## Prompt
Exclude the pictures, then copy all remaining records exactly.
:: Exercise materials ::
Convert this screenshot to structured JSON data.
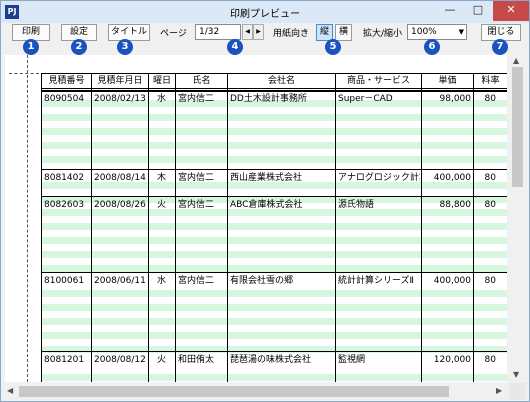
{
  "window": {
    "title": "印刷プレビュー",
    "app_icon": "PJ"
  },
  "toolbar": {
    "print_label": "印刷",
    "settings_label": "設定",
    "title_label": "タイトル",
    "page_label": "ページ",
    "page_value": "1/32",
    "orientation_label": "用紙向き",
    "portrait_label": "縦",
    "landscape_label": "横",
    "zoom_label": "拡大/縮小",
    "zoom_value": "100%",
    "close_label": "閉じる"
  },
  "badges": [
    "1",
    "2",
    "3",
    "4",
    "5",
    "6",
    "7"
  ],
  "table": {
    "headers": [
      "見積番号",
      "見積年月日",
      "曜日",
      "氏名",
      "会社名",
      "商品・サービス",
      "単価",
      "料率"
    ],
    "rows": [
      {
        "id": "8090504",
        "date": "2008/02/13",
        "day": "水",
        "name": "宮内信二",
        "company": "DD土木設計事務所",
        "product": "Super－CAD",
        "price": "98,000",
        "rate": "80"
      },
      {
        "id": "8081402",
        "date": "2008/08/14",
        "day": "木",
        "name": "宮内信二",
        "company": "西山産業株式会社",
        "product": "アナログロジック計算ライ",
        "price": "400,000",
        "rate": "80"
      },
      {
        "id": "8082603",
        "date": "2008/08/26",
        "day": "火",
        "name": "宮内信二",
        "company": "ABC倉庫株式会社",
        "product": "源氏物語",
        "price": "88,800",
        "rate": "80"
      },
      {
        "id": "8100061",
        "date": "2008/06/11",
        "day": "水",
        "name": "宮内信二",
        "company": "有限会社雪の郷",
        "product": "統計計算シリーズⅡ",
        "price": "400,000",
        "rate": "80"
      },
      {
        "id": "8081201",
        "date": "2008/08/12",
        "day": "火",
        "name": "和田侑太",
        "company": "琵琶湯の味株式会社",
        "product": "監視網",
        "price": "120,000",
        "rate": "80"
      }
    ]
  }
}
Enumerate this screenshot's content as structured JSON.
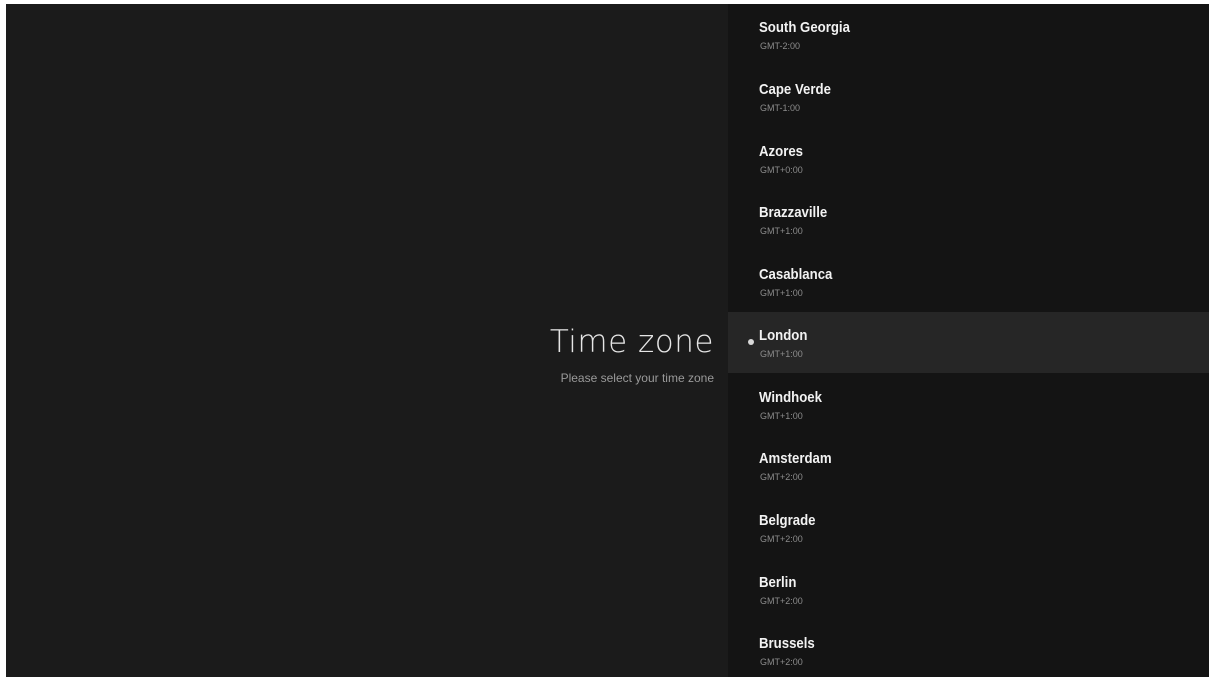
{
  "setup": {
    "title": "Time zone",
    "subtitle": "Please select your time zone"
  },
  "timezones": [
    {
      "name": "South Georgia",
      "offset": "GMT-2:00"
    },
    {
      "name": "Cape Verde",
      "offset": "GMT-1:00"
    },
    {
      "name": "Azores",
      "offset": "GMT+0:00"
    },
    {
      "name": "Brazzaville",
      "offset": "GMT+1:00"
    },
    {
      "name": "Casablanca",
      "offset": "GMT+1:00"
    },
    {
      "name": "London",
      "offset": "GMT+1:00",
      "selected": true
    },
    {
      "name": "Windhoek",
      "offset": "GMT+1:00"
    },
    {
      "name": "Amsterdam",
      "offset": "GMT+2:00"
    },
    {
      "name": "Belgrade",
      "offset": "GMT+2:00"
    },
    {
      "name": "Berlin",
      "offset": "GMT+2:00"
    },
    {
      "name": "Brussels",
      "offset": "GMT+2:00"
    }
  ],
  "colors": {
    "background": "#1b1b1b",
    "list_background": "#141414",
    "selected_row": "#262626"
  }
}
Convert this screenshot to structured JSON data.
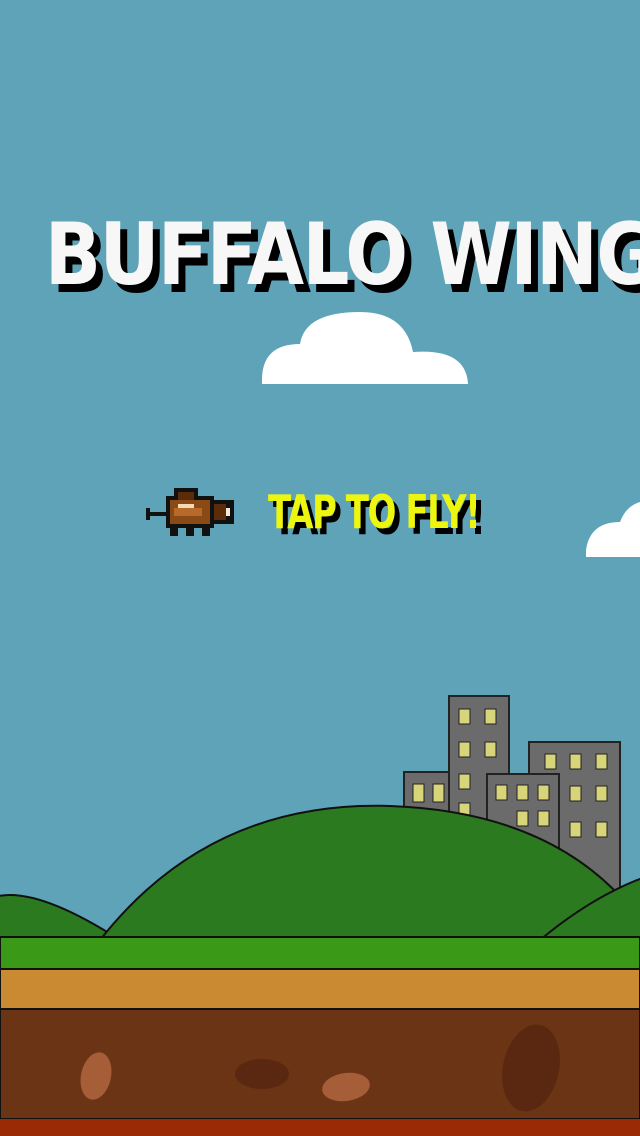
{
  "game": {
    "title": "BUFFALO WINGS",
    "prompt": "TAP TO FLY!"
  },
  "colors": {
    "sky": "#5fa3b9",
    "cloud": "#ffffff",
    "title_text": "#f7f7f7",
    "prompt_text": "#ecf60f",
    "text_shadow": "#000000",
    "hill": "#2c7a1f",
    "grass": "#3a9a17",
    "dirt_top": "#c98a31",
    "dirt": "#6b3415",
    "rock": "#a65e38",
    "lava": "#9a2a06",
    "building": "#6b6b6b",
    "window": "#d8d47a",
    "buffalo": "#8a4a16"
  },
  "icons": {
    "player": "pixel-buffalo-icon"
  }
}
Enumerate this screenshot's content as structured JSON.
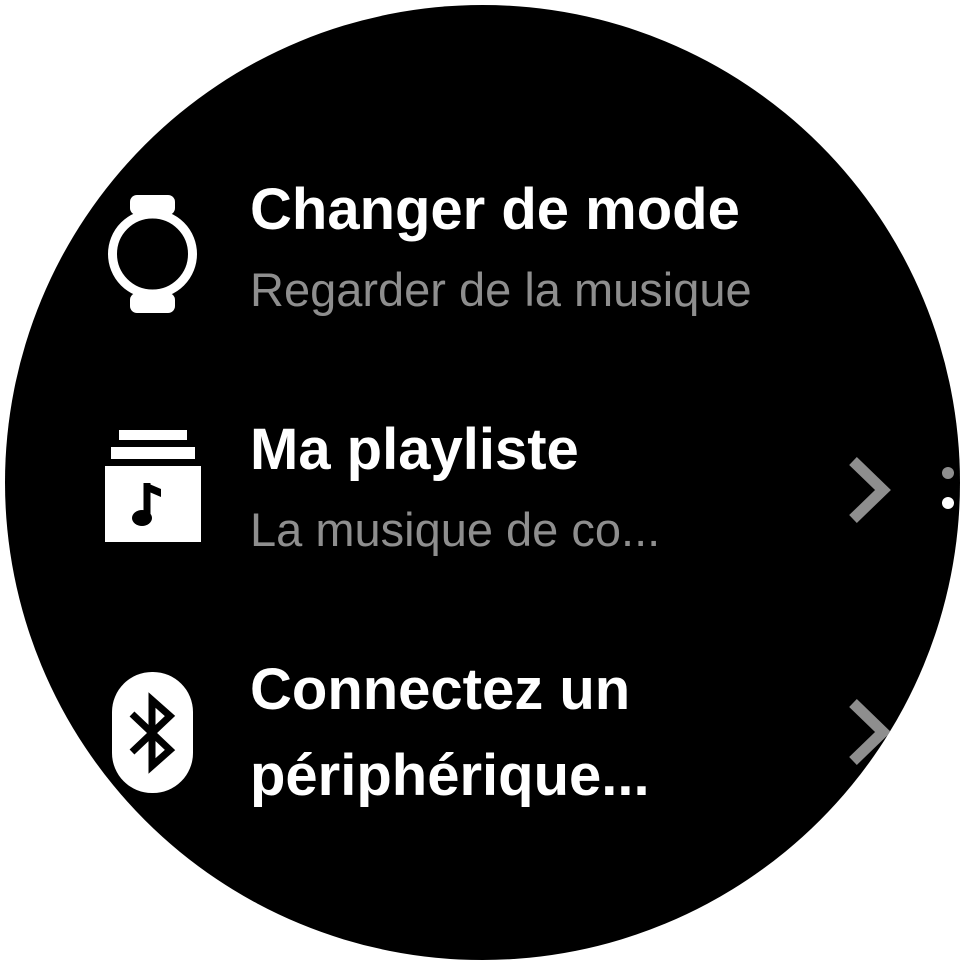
{
  "colors": {
    "background": "#000000",
    "title": "#ffffff",
    "subtitle": "#8e8e8e",
    "chevron": "#8e8e8e"
  },
  "menu": {
    "items": [
      {
        "icon": "watch-icon",
        "title": "Changer de mode",
        "subtitle": "Regarder de la musique"
      },
      {
        "icon": "playlist-music-icon",
        "title": "Ma playliste",
        "subtitle": "La musique de co...",
        "chevron": "chevron-right-icon"
      },
      {
        "icon": "bluetooth-icon",
        "title_line1": "Connectez un",
        "title_line2": "périphérique...",
        "chevron": "chevron-right-icon"
      }
    ]
  },
  "scroll_indicator": {
    "icon": "scroll-dots-icon"
  }
}
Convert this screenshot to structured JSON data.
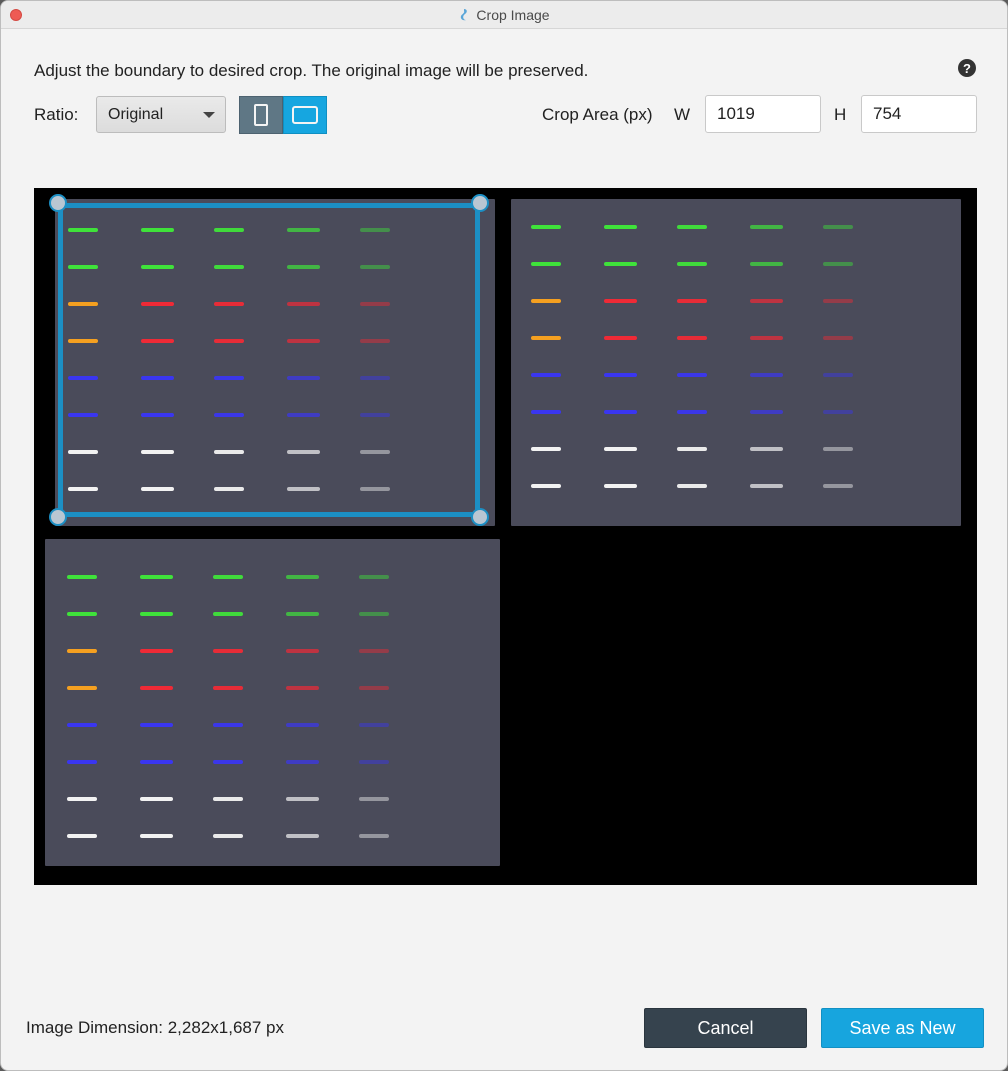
{
  "window": {
    "title": "Crop Image"
  },
  "instructions": "Adjust the boundary to desired crop. The original image will be preserved.",
  "help_icon": "?",
  "ratio": {
    "label": "Ratio:",
    "selected": "Original"
  },
  "crop_area": {
    "label": "Crop Area (px)",
    "w_label": "W",
    "w_value": "1019",
    "h_label": "H",
    "h_value": "754"
  },
  "footer": {
    "dimension": "Image Dimension: 2,282x1,687 px"
  },
  "buttons": {
    "cancel": "Cancel",
    "save": "Save as New"
  },
  "colors": {
    "accent": "#17a5de",
    "crop_border": "#1c8fc4",
    "cancel_bg": "#36434e",
    "close_dot": "#ee5b54",
    "spot_green": "#3fe23a",
    "spot_red": "#ef2a36",
    "spot_orange": "#f5a020",
    "spot_blue": "#3a36f0",
    "spot_white": "#f2f2f2",
    "membrane": "#4a4b5a"
  },
  "icons": {
    "close": "close-dot-icon",
    "app": "app-logo-icon",
    "help": "help-icon",
    "dropdown": "chevron-down-icon",
    "portrait": "portrait-orientation-icon",
    "landscape": "landscape-orientation-icon"
  }
}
:::
## Exercise response
Convert this screenshot to structured JSON data.
{
  "window": {
    "title": "印刷プレビュー",
    "app_icon": "PJ"
  },
  "toolbar": {
    "print_label": "印刷",
    "settings_label": "設定",
    "title_label": "タイトル",
    "page_label": "ページ",
    "page_value": "1/32",
    "orientation_label": "用紙向き",
    "portrait_label": "縦",
    "landscape_label": "横",
    "zoom_label": "拡大/縮小",
    "zoom_value": "100%",
    "close_label": "閉じる"
  },
  "badges": [
    "1",
    "2",
    "3",
    "4",
    "5",
    "6",
    "7"
  ],
  "table": {
    "headers": [
      "見積番号",
      "見積年月日",
      "曜日",
      "氏名",
      "会社名",
      "商品・サービス",
      "単価",
      "料率"
    ],
    "rows": [
      {
        "id": "8090504",
        "date": "2008/02/13",
        "day": "水",
        "name": "宮内信二",
        "company": "DD土木設計事務所",
        "product": "Super－CAD",
        "price": "98,000",
        "rate": "80"
      },
      {
        "id": "8081402",
        "date": "2008/08/14",
        "day": "木",
        "name": "宮内信二",
        "company": "西山産業株式会社",
        "product": "アナログロジック計算ライ",
        "price": "400,000",
        "rate": "80"
      },
      {
        "id": "8082603",
        "date": "2008/08/26",
        "day": "火",
        "name": "宮内信二",
        "company": "ABC倉庫株式会社",
        "product": "源氏物語",
        "price": "88,800",
        "rate": "80"
      },
      {
        "id": "8100061",
        "date": "2008/06/11",
        "day": "水",
        "name": "宮内信二",
        "company": "有限会社雪の郷",
        "product": "統計計算シリーズⅡ",
        "price": "400,000",
        "rate": "80"
      },
      {
        "id": "8081201",
        "date": "2008/08/12",
        "day": "火",
        "name": "和田侑太",
        "company": "琵琶湯の味株式会社",
        "product": "監視網",
        "price": "120,000",
        "rate": "80"
      }
    ]
  }
}
Enumerate this screenshot's content as structured JSON.
{
  "setup": {
    "title": "Time zone",
    "subtitle": "Please select your time zone"
  },
  "timezones": [
    {
      "name": "South Georgia",
      "offset": "GMT-2:00"
    },
    {
      "name": "Cape Verde",
      "offset": "GMT-1:00"
    },
    {
      "name": "Azores",
      "offset": "GMT+0:00"
    },
    {
      "name": "Brazzaville",
      "offset": "GMT+1:00"
    },
    {
      "name": "Casablanca",
      "offset": "GMT+1:00"
    },
    {
      "name": "London",
      "offset": "GMT+1:00",
      "selected": true
    },
    {
      "name": "Windhoek",
      "offset": "GMT+1:00"
    },
    {
      "name": "Amsterdam",
      "offset": "GMT+2:00"
    },
    {
      "name": "Belgrade",
      "offset": "GMT+2:00"
    },
    {
      "name": "Berlin",
      "offset": "GMT+2:00"
    },
    {
      "name": "Brussels",
      "offset": "GMT+2:00"
    }
  ],
  "colors": {
    "background": "#1b1b1b",
    "list_background": "#141414",
    "selected_row": "#262626"
  }
}
Convert this screenshot to structured JSON data.
{
  "game": {
    "title": "BUFFALO WINGS",
    "prompt": "TAP TO FLY!"
  },
  "colors": {
    "sky": "#5fa3b9",
    "cloud": "#ffffff",
    "title_text": "#f7f7f7",
    "prompt_text": "#ecf60f",
    "text_shadow": "#000000",
    "hill": "#2c7a1f",
    "grass": "#3a9a17",
    "dirt_top": "#c98a31",
    "dirt": "#6b3415",
    "rock": "#a65e38",
    "lava": "#9a2a06",
    "building": "#6b6b6b",
    "window": "#d8d47a",
    "buffalo": "#8a4a16"
  },
  "icons": {
    "player": "pixel-buffalo-icon"
  }
}
Enumerate this screenshot's content as structured JSON.
{
  "colors": {
    "background": "#000000",
    "title": "#ffffff",
    "subtitle": "#8e8e8e",
    "chevron": "#8e8e8e"
  },
  "menu": {
    "items": [
      {
        "icon": "watch-icon",
        "title": "Changer de mode",
        "subtitle": "Regarder de la musique"
      },
      {
        "icon": "playlist-music-icon",
        "title": "Ma playliste",
        "subtitle": "La musique de co...",
        "chevron": "chevron-right-icon"
      },
      {
        "icon": "bluetooth-icon",
        "title_line1": "Connectez un",
        "title_line2": "périphérique...",
        "chevron": "chevron-right-icon"
      }
    ]
  },
  "scroll_indicator": {
    "icon": "scroll-dots-icon"
  }
}
Convert this screenshot to structured JSON data.
{
  "window": {
    "title": "Crop Image"
  },
  "instructions": "Adjust the boundary to desired crop. The original image will be preserved.",
  "help_icon": "?",
  "ratio": {
    "label": "Ratio:",
    "selected": "Original"
  },
  "crop_area": {
    "label": "Crop Area (px)",
    "w_label": "W",
    "w_value": "1019",
    "h_label": "H",
    "h_value": "754"
  },
  "footer": {
    "dimension": "Image Dimension: 2,282x1,687 px"
  },
  "buttons": {
    "cancel": "Cancel",
    "save": "Save as New"
  },
  "colors": {
    "accent": "#17a5de",
    "crop_border": "#1c8fc4",
    "cancel_bg": "#36434e",
    "close_dot": "#ee5b54",
    "spot_green": "#3fe23a",
    "spot_red": "#ef2a36",
    "spot_orange": "#f5a020",
    "spot_blue": "#3a36f0",
    "spot_white": "#f2f2f2",
    "membrane": "#4a4b5a"
  },
  "icons": {
    "close": "close-dot-icon",
    "app": "app-logo-icon",
    "help": "help-icon",
    "dropdown": "chevron-down-icon",
    "portrait": "portrait-orientation-icon",
    "landscape": "landscape-orientation-icon"
  }
}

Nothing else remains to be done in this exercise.